╔══

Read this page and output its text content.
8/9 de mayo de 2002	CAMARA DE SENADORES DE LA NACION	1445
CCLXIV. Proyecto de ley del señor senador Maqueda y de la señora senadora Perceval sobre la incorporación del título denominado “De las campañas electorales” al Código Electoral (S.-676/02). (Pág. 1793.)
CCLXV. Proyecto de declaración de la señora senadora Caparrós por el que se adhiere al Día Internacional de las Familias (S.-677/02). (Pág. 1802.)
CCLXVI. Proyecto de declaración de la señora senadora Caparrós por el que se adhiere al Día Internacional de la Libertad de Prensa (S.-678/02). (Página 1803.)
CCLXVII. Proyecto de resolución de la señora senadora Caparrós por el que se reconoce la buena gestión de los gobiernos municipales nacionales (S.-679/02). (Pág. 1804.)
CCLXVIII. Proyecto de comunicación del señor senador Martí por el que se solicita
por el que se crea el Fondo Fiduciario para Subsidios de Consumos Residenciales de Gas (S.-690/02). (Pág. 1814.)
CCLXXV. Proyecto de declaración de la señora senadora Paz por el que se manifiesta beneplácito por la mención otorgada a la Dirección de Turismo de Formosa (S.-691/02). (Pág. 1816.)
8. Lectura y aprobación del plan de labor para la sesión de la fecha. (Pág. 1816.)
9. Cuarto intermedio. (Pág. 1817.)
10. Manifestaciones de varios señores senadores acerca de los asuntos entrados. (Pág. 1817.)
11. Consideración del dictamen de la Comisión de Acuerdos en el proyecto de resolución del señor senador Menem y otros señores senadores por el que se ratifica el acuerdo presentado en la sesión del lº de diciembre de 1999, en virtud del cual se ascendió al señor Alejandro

╚══

EXERCISE TASK = Go through the records and gather the lines that hold "señores".

COMPLETED TASK =
10. Manifestaciones de varios señores senadores acerca de los asuntos entrados. (Pág. 1817.)
11. Consideración del dictamen de la Comisión de Acuerdos en el proyecto de resolución del señor senador Menem y otros señores senadores por el que se ratifica el acuerdo presentado en la sesión del lº de diciembre de 1999, en virtud del cual se ascendió al señor Alejandro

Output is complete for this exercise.